--- start ---

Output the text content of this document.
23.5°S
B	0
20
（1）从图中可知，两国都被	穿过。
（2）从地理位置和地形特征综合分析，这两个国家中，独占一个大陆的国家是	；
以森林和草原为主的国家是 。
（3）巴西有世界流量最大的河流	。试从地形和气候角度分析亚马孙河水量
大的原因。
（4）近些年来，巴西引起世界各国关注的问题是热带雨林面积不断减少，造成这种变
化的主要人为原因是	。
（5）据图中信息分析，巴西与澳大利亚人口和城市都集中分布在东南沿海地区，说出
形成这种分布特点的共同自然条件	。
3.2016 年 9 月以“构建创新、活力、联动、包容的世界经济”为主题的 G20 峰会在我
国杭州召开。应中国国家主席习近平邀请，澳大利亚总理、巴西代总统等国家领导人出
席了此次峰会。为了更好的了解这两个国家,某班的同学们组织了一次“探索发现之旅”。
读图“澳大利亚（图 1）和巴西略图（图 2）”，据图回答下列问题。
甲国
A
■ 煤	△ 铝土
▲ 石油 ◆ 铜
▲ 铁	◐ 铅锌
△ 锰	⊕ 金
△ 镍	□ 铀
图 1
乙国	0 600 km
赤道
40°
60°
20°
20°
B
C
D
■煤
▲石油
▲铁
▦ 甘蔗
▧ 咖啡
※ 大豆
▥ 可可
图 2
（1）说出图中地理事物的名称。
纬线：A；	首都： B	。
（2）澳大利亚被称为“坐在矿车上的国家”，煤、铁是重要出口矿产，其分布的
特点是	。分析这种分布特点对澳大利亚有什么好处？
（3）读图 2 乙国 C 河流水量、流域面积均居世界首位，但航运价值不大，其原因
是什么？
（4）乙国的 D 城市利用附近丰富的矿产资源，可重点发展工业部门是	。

--- end ---
--- start ---

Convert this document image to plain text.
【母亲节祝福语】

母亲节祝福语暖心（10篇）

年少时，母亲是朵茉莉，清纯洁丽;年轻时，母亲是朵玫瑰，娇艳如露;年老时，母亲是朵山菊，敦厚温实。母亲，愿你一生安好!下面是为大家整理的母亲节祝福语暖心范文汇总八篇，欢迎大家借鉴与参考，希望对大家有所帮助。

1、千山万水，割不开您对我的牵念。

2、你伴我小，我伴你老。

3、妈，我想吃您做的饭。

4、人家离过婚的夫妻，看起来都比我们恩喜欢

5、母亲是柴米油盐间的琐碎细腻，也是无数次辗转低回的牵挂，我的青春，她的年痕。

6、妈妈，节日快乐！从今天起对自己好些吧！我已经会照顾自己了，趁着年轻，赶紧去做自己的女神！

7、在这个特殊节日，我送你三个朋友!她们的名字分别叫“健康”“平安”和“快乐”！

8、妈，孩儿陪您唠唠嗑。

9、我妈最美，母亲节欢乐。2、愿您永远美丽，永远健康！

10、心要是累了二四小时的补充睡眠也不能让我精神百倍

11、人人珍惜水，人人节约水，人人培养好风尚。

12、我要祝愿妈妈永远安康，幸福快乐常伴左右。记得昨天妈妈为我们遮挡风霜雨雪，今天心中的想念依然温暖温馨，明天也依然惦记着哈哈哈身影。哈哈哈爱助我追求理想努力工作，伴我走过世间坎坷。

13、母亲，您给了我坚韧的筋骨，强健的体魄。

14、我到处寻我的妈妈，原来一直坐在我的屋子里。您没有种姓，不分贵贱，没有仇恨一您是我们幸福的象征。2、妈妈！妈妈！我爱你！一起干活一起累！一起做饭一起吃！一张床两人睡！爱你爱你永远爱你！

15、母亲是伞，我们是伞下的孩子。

--- end ---

TO BE DONE: In the entries above, find each line with the word "this" and show it.

WORKED ANSWER:
Output the text content of this document.
Convert this document image to plain text.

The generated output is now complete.